**Material provided:**
......

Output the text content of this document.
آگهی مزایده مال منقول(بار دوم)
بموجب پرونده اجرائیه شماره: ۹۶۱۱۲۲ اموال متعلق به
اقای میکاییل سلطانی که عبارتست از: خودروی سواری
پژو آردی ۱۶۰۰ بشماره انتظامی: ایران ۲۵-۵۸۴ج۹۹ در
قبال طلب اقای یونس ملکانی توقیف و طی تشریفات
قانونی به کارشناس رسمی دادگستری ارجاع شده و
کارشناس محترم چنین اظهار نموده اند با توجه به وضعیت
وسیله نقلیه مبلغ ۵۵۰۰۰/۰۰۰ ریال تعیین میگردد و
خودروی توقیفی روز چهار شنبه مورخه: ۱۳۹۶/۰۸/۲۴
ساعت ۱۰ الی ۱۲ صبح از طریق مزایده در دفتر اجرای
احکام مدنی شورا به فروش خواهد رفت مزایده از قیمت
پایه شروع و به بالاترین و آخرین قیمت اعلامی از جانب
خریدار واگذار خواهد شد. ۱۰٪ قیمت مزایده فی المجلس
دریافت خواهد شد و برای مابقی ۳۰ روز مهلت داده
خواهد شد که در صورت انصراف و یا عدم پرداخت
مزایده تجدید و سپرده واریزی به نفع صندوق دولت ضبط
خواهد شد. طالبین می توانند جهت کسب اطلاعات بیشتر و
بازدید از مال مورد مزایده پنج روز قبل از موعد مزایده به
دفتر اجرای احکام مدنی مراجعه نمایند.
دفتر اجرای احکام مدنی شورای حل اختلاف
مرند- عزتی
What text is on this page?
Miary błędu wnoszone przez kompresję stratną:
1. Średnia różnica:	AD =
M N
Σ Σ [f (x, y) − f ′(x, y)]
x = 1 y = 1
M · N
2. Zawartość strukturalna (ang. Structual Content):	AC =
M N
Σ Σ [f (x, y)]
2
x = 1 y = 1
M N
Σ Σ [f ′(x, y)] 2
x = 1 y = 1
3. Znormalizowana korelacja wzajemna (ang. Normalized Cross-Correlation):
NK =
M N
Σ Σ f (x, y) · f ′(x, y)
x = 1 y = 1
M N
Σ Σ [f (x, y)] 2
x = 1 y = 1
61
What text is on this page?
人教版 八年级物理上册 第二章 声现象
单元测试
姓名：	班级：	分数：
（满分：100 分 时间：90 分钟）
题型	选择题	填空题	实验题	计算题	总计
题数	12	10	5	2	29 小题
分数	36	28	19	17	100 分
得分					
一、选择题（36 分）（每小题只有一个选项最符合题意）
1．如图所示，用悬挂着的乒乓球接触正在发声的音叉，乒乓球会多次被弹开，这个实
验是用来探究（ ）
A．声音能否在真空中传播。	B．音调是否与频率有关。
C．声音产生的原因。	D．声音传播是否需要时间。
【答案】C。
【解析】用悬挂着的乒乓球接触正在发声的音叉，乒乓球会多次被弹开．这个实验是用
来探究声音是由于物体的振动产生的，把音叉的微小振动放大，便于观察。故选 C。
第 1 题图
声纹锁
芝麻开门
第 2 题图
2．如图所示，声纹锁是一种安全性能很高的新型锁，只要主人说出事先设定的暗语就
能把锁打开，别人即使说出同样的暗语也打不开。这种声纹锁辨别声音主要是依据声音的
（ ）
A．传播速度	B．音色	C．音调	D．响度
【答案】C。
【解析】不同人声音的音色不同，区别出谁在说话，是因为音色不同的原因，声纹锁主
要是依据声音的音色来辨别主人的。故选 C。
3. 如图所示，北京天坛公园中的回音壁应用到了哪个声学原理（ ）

......

**The problem:** Return each entry from above without altering a single character.

**Result:**
Output the text content of this document.
آگهی مزایده مال منقول(بار دوم)
بموجب پرونده اجرائیه شماره: ۹۶۱۱۲۲ اموال متعلق به
اقای میکاییل سلطانی که عبارتست از: خودروی سواری
پژو آردی ۱۶۰۰ بشماره انتظامی: ایران ۲۵-۵۸۴ج۹۹ در
قبال طلب اقای یونس ملکانی توقیف و طی تشریفات
قانونی به کارشناس رسمی دادگستری ارجاع شده و
کارشناس محترم چنین اظهار نموده اند با توجه به وضعیت
وسیله نقلیه مبلغ ۵۵۰۰۰/۰۰۰ ریال تعیین میگردد و
خودروی توقیفی روز چهار شنبه مورخه: ۱۳۹۶/۰۸/۲۴
ساعت ۱۰ الی ۱۲ صبح از طریق مزایده در دفتر اجرای
احکام مدنی شورا به فروش خواهد رفت مزایده از قیمت
پایه شروع و به بالاترین و آخرین قیمت اعلامی از جانب
خریدار واگذار خواهد شد. ۱۰٪ قیمت مزایده فی المجلس
دریافت خواهد شد و برای مابقی ۳۰ روز مهلت داده
خواهد شد که در صورت انصراف و یا عدم پرداخت
مزایده تجدید و سپرده واریزی به نفع صندوق دولت ضبط
خواهد شد. طالبین می توانند جهت کسب اطلاعات بیشتر و
بازدید از مال مورد مزایده پنج روز قبل از موعد مزایده به
دفتر اجرای احکام مدنی مراجعه نمایند.
دفتر اجرای احکام مدنی شورای حل اختلاف
مرند- عزتی
What text is on this page?
Miary błędu wnoszone przez kompresję stratną:
1. Średnia różnica:	AD =
M N
Σ Σ [f (x, y) − f ′(x, y)]
x = 1 y = 1
M · N
2. Zawartość strukturalna (ang. Structual Content):	AC =
M N
Σ Σ [f (x, y)]
2
x = 1 y = 1
M N
Σ Σ [f ′(x, y)] 2
x = 1 y = 1
3. Znormalizowana korelacja wzajemna (ang. Normalized Cross-Correlation):
NK =
M N
Σ Σ f (x, y) · f ′(x, y)
x = 1 y = 1
M N
Σ Σ [f (x, y)] 2
x = 1 y = 1
61
What text is on this page?
人教版 八年级物理上册 第二章 声现象
单元测试
姓名：	班级：	分数：
（满分：100 分 时间：90 分钟）
题型	选择题	填空题	实验题	计算题	总计
题数	12	10	5	2	29 小题
分数	36	28	19	17	100 分
得分					
一、选择题（36 分）（每小题只有一个选项最符合题意）
1．如图所示，用悬挂着的乒乓球接触正在发声的音叉，乒乓球会多次被弹开，这个实
验是用来探究（ ）
A．声音能否在真空中传播。	B．音调是否与频率有关。
C．声音产生的原因。	D．声音传播是否需要时间。
【答案】C。
【解析】用悬挂着的乒乓球接触正在发声的音叉，乒乓球会多次被弹开．这个实验是用
来探究声音是由于物体的振动产生的，把音叉的微小振动放大，便于观察。故选 C。
第 1 题图
声纹锁
芝麻开门
第 2 题图
2．如图所示，声纹锁是一种安全性能很高的新型锁，只要主人说出事先设定的暗语就
能把锁打开，别人即使说出同样的暗语也打不开。这种声纹锁辨别声音主要是依据声音的
（ ）
A．传播速度	B．音色	C．音调	D．响度
【答案】C。
【解析】不同人声音的音色不同，区别出谁在说话，是因为音色不同的原因，声纹锁主
要是依据声音的音色来辨别主人的。故选 C。
3. 如图所示，北京天坛公园中的回音壁应用到了哪个声学原理（ ）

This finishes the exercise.